◆ STATED GOAL ◆
Pictures do not belong in the copy. Return all of the entries exactly.

* * *

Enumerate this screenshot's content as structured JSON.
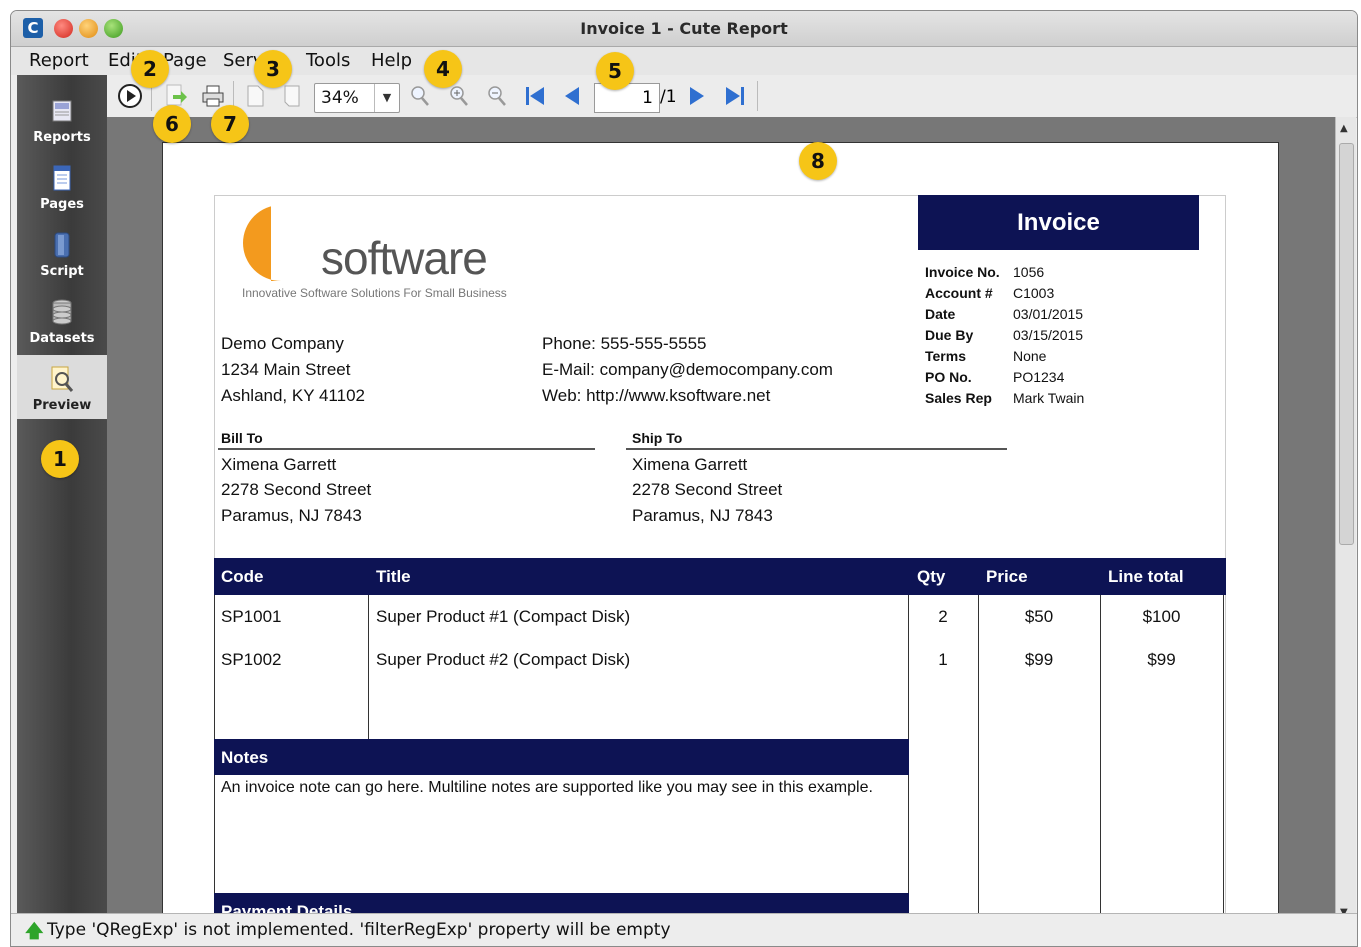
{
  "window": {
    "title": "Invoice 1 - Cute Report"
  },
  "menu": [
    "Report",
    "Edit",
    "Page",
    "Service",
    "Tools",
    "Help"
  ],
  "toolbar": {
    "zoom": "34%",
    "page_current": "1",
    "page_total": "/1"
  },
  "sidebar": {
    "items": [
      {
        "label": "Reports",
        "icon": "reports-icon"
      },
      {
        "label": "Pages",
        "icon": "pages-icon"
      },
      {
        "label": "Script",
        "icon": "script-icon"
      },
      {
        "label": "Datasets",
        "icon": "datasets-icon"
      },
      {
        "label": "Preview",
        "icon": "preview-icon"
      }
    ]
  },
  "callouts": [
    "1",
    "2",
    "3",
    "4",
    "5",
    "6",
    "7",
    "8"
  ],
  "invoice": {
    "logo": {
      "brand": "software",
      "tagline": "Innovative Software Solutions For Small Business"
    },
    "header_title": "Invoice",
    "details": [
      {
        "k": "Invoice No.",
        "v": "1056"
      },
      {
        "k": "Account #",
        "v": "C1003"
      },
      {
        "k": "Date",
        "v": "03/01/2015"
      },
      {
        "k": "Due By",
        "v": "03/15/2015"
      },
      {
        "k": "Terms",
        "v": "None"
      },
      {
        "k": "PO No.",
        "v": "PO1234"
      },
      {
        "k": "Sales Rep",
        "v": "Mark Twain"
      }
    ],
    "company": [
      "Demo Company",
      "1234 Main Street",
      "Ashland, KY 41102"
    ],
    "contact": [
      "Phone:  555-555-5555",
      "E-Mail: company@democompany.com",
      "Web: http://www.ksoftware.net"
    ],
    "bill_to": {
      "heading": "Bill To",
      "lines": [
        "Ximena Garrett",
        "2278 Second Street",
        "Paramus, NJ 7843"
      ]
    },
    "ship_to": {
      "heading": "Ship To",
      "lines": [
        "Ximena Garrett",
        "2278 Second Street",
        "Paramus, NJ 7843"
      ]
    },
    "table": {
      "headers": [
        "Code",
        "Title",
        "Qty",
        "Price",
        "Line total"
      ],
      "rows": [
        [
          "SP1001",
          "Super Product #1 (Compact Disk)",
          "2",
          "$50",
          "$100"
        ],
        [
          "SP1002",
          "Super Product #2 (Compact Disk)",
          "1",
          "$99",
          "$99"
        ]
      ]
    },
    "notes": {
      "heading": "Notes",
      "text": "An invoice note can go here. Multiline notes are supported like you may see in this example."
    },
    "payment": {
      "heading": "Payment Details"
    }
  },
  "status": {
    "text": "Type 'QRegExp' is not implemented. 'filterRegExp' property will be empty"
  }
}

* * *

◆ COMPLETE RESPONSE ◆
Enumerate this screenshot's content as structured JSON.
{
  "window": {
    "title": "Invoice 1 - Cute Report"
  },
  "menu": [
    "Report",
    "Edit",
    "Page",
    "Service",
    "Tools",
    "Help"
  ],
  "toolbar": {
    "zoom": "34%",
    "page_current": "1",
    "page_total": "/1"
  },
  "sidebar": {
    "items": [
      {
        "label": "Reports",
        "icon": "reports-icon"
      },
      {
        "label": "Pages",
        "icon": "pages-icon"
      },
      {
        "label": "Script",
        "icon": "script-icon"
      },
      {
        "label": "Datasets",
        "icon": "datasets-icon"
      },
      {
        "label": "Preview",
        "icon": "preview-icon"
      }
    ]
  },
  "callouts": [
    "1",
    "2",
    "3",
    "4",
    "5",
    "6",
    "7",
    "8"
  ],
  "invoice": {
    "logo": {
      "brand": "software",
      "tagline": "Innovative Software Solutions For Small Business"
    },
    "header_title": "Invoice",
    "details": [
      {
        "k": "Invoice No.",
        "v": "1056"
      },
      {
        "k": "Account #",
        "v": "C1003"
      },
      {
        "k": "Date",
        "v": "03/01/2015"
      },
      {
        "k": "Due By",
        "v": "03/15/2015"
      },
      {
        "k": "Terms",
        "v": "None"
      },
      {
        "k": "PO No.",
        "v": "PO1234"
      },
      {
        "k": "Sales Rep",
        "v": "Mark Twain"
      }
    ],
    "company": [
      "Demo Company",
      "1234 Main Street",
      "Ashland, KY 41102"
    ],
    "contact": [
      "Phone:  555-555-5555",
      "E-Mail: company@democompany.com",
      "Web: http://www.ksoftware.net"
    ],
    "bill_to": {
      "heading": "Bill To",
      "lines": [
        "Ximena Garrett",
        "2278 Second Street",
        "Paramus, NJ 7843"
      ]
    },
    "ship_to": {
      "heading": "Ship To",
      "lines": [
        "Ximena Garrett",
        "2278 Second Street",
        "Paramus, NJ 7843"
      ]
    },
    "table": {
      "headers": [
        "Code",
        "Title",
        "Qty",
        "Price",
        "Line total"
      ],
      "rows": [
        [
          "SP1001",
          "Super Product #1 (Compact Disk)",
          "2",
          "$50",
          "$100"
        ],
        [
          "SP1002",
          "Super Product #2 (Compact Disk)",
          "1",
          "$99",
          "$99"
        ]
      ]
    },
    "notes": {
      "heading": "Notes",
      "text": "An invoice note can go here. Multiline notes are supported like you may see in this example."
    },
    "payment": {
      "heading": "Payment Details"
    }
  },
  "status": {
    "text": "Type 'QRegExp' is not implemented. 'filterRegExp' property will be empty"
  }
}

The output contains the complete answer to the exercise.